Without the images, write out all of the following entries exactly.

═══

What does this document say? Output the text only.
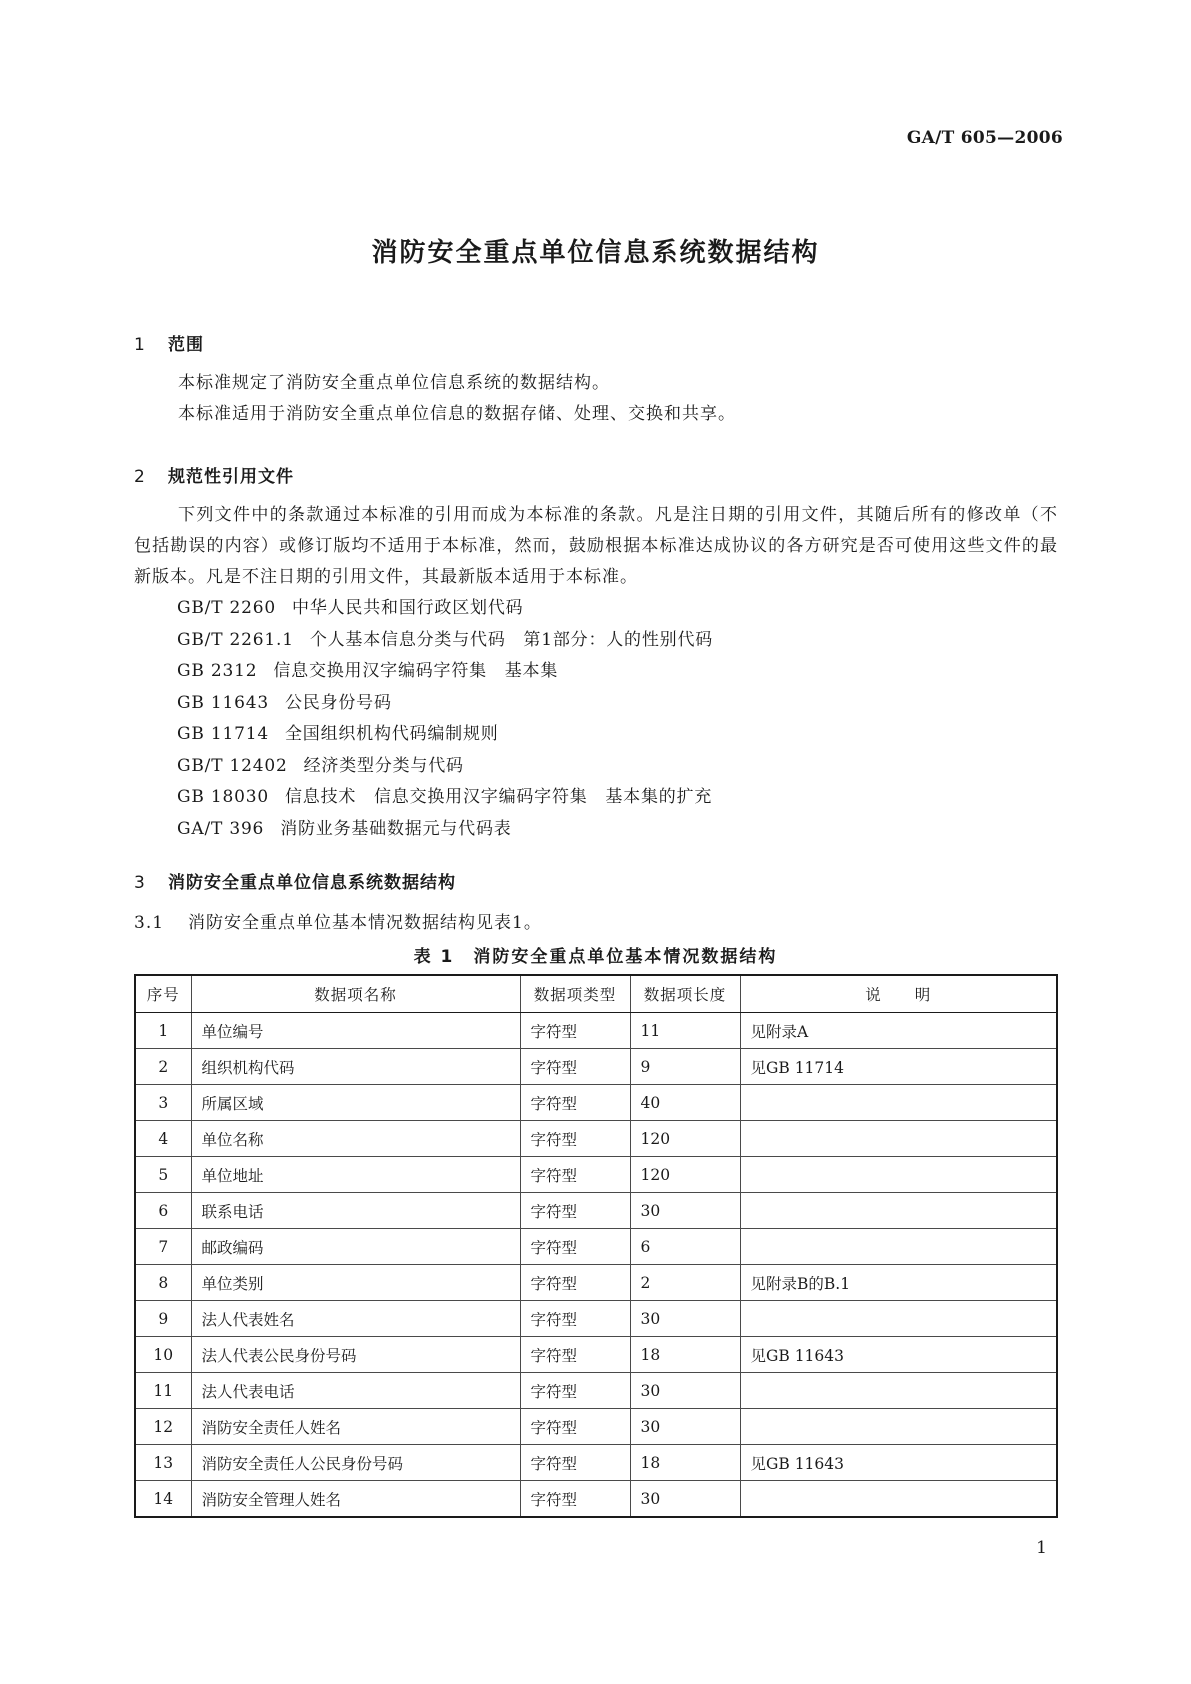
GA/T 605—2006
消防安全重点单位信息系统数据结构
1 范围
本标准规定了消防安全重点单位信息系统的数据结构。
本标准适用于消防安全重点单位信息的数据存储、处理、交换和共享。
2 规范性引用文件
下列文件中的条款通过本标准的引用而成为本标准的条款。凡是注日期的引用文件，其随后所有的修改单（不包括勘误的内容）或修订版均不适用于本标准，然而，鼓励根据本标准达成协议的各方研究是否可使用这些文件的最新版本。凡是不注日期的引用文件，其最新版本适用于本标准。
GB/T 2260 中华人民共和国行政区划代码
GB/T 2261.1 个人基本信息分类与代码　第1部分：人的性别代码
GB 2312 信息交换用汉字编码字符集　基本集
GB 11643 公民身份号码
GB 11714 全国组织机构代码编制规则
GB/T 12402 经济类型分类与代码
GB 18030 信息技术　信息交换用汉字编码字符集　基本集的扩充
GA/T 396 消防业务基础数据元与代码表
3 消防安全重点单位信息系统数据结构
3.1 消防安全重点单位基本情况数据结构见表1。
表 1　消防安全重点单位基本情况数据结构
序号	数据项名称	数据项类型	数据项长度	说　　明
1	单位编号	字符型	11	见附录A
2	组织机构代码	字符型	9	见GB 11714
3	所属区域	字符型	40	
4	单位名称	字符型	120	
5	单位地址	字符型	120	
6	联系电话	字符型	30	
7	邮政编码	字符型	6	
8	单位类别	字符型	2	见附录B的B.1
9	法人代表姓名	字符型	30	
10	法人代表公民身份号码	字符型	18	见GB 11643
11	法人代表电话	字符型	30	
12	消防安全责任人姓名	字符型	30	
13	消防安全责任人公民身份号码	字符型	18	见GB 11643
14	消防安全管理人姓名	字符型	30	
1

═══

§ Answer for the task
What does this document say? Output the text only.
GA/T 605—2006
消防安全重点单位信息系统数据结构
1 范围
本标准规定了消防安全重点单位信息系统的数据结构。
本标准适用于消防安全重点单位信息的数据存储、处理、交换和共享。
2 规范性引用文件
下列文件中的条款通过本标准的引用而成为本标准的条款。凡是注日期的引用文件，其随后所有的修改单（不包括勘误的内容）或修订版均不适用于本标准，然而，鼓励根据本标准达成协议的各方研究是否可使用这些文件的最新版本。凡是不注日期的引用文件，其最新版本适用于本标准。
GB/T 2260 中华人民共和国行政区划代码
GB/T 2261.1 个人基本信息分类与代码　第1部分：人的性别代码
GB 2312 信息交换用汉字编码字符集　基本集
GB 11643 公民身份号码
GB 11714 全国组织机构代码编制规则
GB/T 12402 经济类型分类与代码
GB 18030 信息技术　信息交换用汉字编码字符集　基本集的扩充
GA/T 396 消防业务基础数据元与代码表
3 消防安全重点单位信息系统数据结构
3.1 消防安全重点单位基本情况数据结构见表1。
表 1　消防安全重点单位基本情况数据结构
序号	数据项名称	数据项类型	数据项长度	说　　明
1	单位编号	字符型	11	见附录A
2	组织机构代码	字符型	9	见GB 11714
3	所属区域	字符型	40	
4	单位名称	字符型	120	
5	单位地址	字符型	120	
6	联系电话	字符型	30	
7	邮政编码	字符型	6	
8	单位类别	字符型	2	见附录B的B.1
9	法人代表姓名	字符型	30	
10	法人代表公民身份号码	字符型	18	见GB 11643
11	法人代表电话	字符型	30	
12	消防安全责任人姓名	字符型	30	
13	消防安全责任人公民身份号码	字符型	18	见GB 11643
14	消防安全管理人姓名	字符型	30	
1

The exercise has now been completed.